- To do -
Make an exact copy of all the material below, apart from the pictures.

- Information supplied -
::::::

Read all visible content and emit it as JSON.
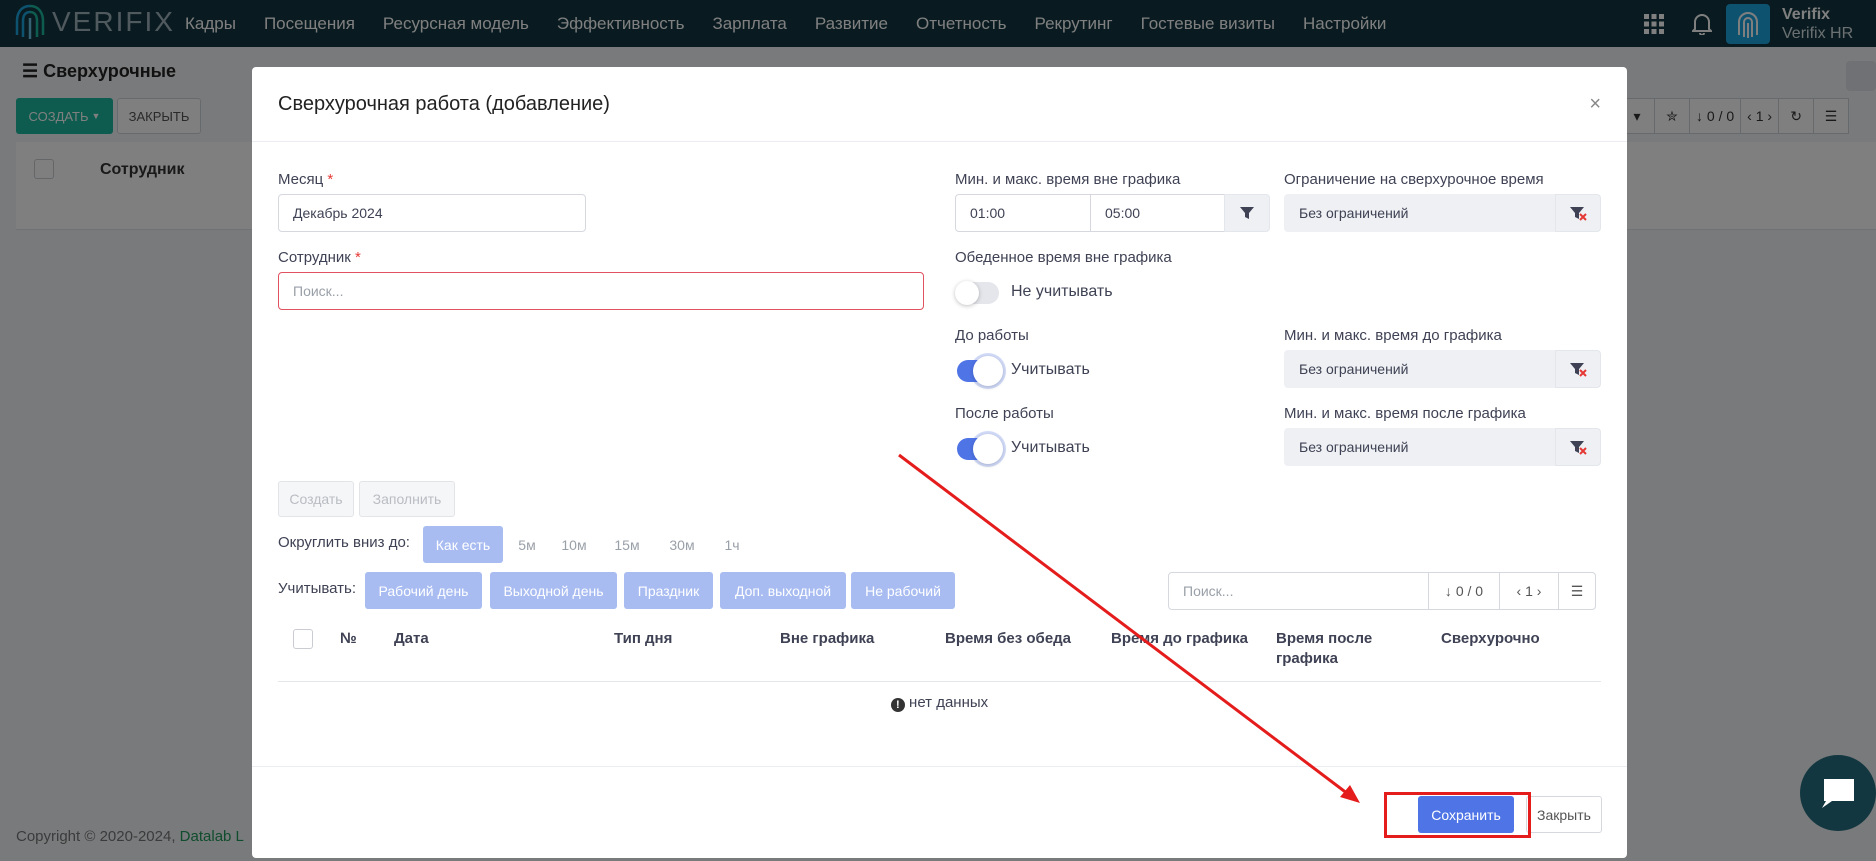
{
  "navbar": {
    "logo_text": "VERIFIX",
    "items": [
      "Кадры",
      "Посещения",
      "Ресурсная модель",
      "Эффективность",
      "Зарплата",
      "Развитие",
      "Отчетность",
      "Рекрутинг",
      "Гостевые визиты",
      "Настройки"
    ],
    "user_name": "Verifix",
    "user_company": "Verifix HR"
  },
  "page": {
    "title": "Сверхурочные",
    "create_label": "СОЗДАТЬ",
    "close_label": "ЗАКРЫТЬ",
    "column_employee": "Сотрудник",
    "pager_count": "0 / 0",
    "pager_page": "1",
    "copyright": "Copyright © 2020-2024,",
    "copyright_company": "Datalab L"
  },
  "modal": {
    "title": "Сверхурочная работа (добавление)",
    "month_label": "Месяц",
    "month_value": "Декабрь 2024",
    "employee_label": "Сотрудник",
    "employee_placeholder": "Поиск...",
    "minmax_label": "Мин. и макс. время вне графика",
    "min_value": "01:00",
    "max_value": "05:00",
    "limit_label": "Ограничение на сверхурочное время",
    "limit_value": "Без ограничений",
    "lunch_label": "Обеденное время вне графика",
    "lunch_toggle_text": "Не учитывать",
    "lunch_on": false,
    "before_label": "До работы",
    "before_toggle_text": "Учитывать",
    "before_on": true,
    "before_minmax_label": "Мин. и макс. время до графика",
    "before_minmax_value": "Без ограничений",
    "after_label": "После работы",
    "after_toggle_text": "Учитывать",
    "after_on": true,
    "after_minmax_label": "Мин. и макс. время после графика",
    "after_minmax_value": "Без ограничений",
    "btn_create": "Создать",
    "btn_fill": "Заполнить",
    "round_label": "Округлить вниз до:",
    "round_options": [
      "Как есть",
      "5м",
      "10м",
      "15м",
      "30м",
      "1ч"
    ],
    "round_selected": "Как есть",
    "consider_label": "Учитывать:",
    "consider_options": [
      "Рабочий день",
      "Выходной день",
      "Праздник",
      "Доп. выходной",
      "Не рабочий"
    ],
    "search_placeholder": "Поиск...",
    "pager_count": "0 / 0",
    "pager_page": "1",
    "columns": [
      "№",
      "Дата",
      "Тип дня",
      "Вне графика",
      "Время без обеда",
      "Время до графика",
      "Время после графика",
      "Сверхурочно"
    ],
    "empty_text": "нет данных",
    "save_label": "Сохранить",
    "close_label": "Закрыть"
  },
  "colors": {
    "navbar": "#133740",
    "primary": "#4f74e6",
    "create_button": "#1bb99f",
    "annotation": "#e51c1c"
  }
}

::::::

- Exercise solution -
Read all visible content and emit it as JSON.
{
  "navbar": {
    "logo_text": "VERIFIX",
    "items": [
      "Кадры",
      "Посещения",
      "Ресурсная модель",
      "Эффективность",
      "Зарплата",
      "Развитие",
      "Отчетность",
      "Рекрутинг",
      "Гостевые визиты",
      "Настройки"
    ],
    "user_name": "Verifix",
    "user_company": "Verifix HR"
  },
  "page": {
    "title": "Сверхурочные",
    "create_label": "СОЗДАТЬ",
    "close_label": "ЗАКРЫТЬ",
    "column_employee": "Сотрудник",
    "pager_count": "0 / 0",
    "pager_page": "1",
    "copyright": "Copyright © 2020-2024,",
    "copyright_company": "Datalab L"
  },
  "modal": {
    "title": "Сверхурочная работа (добавление)",
    "month_label": "Месяц",
    "month_value": "Декабрь 2024",
    "employee_label": "Сотрудник",
    "employee_placeholder": "Поиск...",
    "minmax_label": "Мин. и макс. время вне графика",
    "min_value": "01:00",
    "max_value": "05:00",
    "limit_label": "Ограничение на сверхурочное время",
    "limit_value": "Без ограничений",
    "lunch_label": "Обеденное время вне графика",
    "lunch_toggle_text": "Не учитывать",
    "lunch_on": false,
    "before_label": "До работы",
    "before_toggle_text": "Учитывать",
    "before_on": true,
    "before_minmax_label": "Мин. и макс. время до графика",
    "before_minmax_value": "Без ограничений",
    "after_label": "После работы",
    "after_toggle_text": "Учитывать",
    "after_on": true,
    "after_minmax_label": "Мин. и макс. время после графика",
    "after_minmax_value": "Без ограничений",
    "btn_create": "Создать",
    "btn_fill": "Заполнить",
    "round_label": "Округлить вниз до:",
    "round_options": [
      "Как есть",
      "5м",
      "10м",
      "15м",
      "30м",
      "1ч"
    ],
    "round_selected": "Как есть",
    "consider_label": "Учитывать:",
    "consider_options": [
      "Рабочий день",
      "Выходной день",
      "Праздник",
      "Доп. выходной",
      "Не рабочий"
    ],
    "search_placeholder": "Поиск...",
    "pager_count": "0 / 0",
    "pager_page": "1",
    "columns": [
      "№",
      "Дата",
      "Тип дня",
      "Вне графика",
      "Время без обеда",
      "Время до графика",
      "Время после графика",
      "Сверхурочно"
    ],
    "empty_text": "нет данных",
    "save_label": "Сохранить",
    "close_label": "Закрыть"
  },
  "colors": {
    "navbar": "#133740",
    "primary": "#4f74e6",
    "create_button": "#1bb99f",
    "annotation": "#e51c1c"
  }
}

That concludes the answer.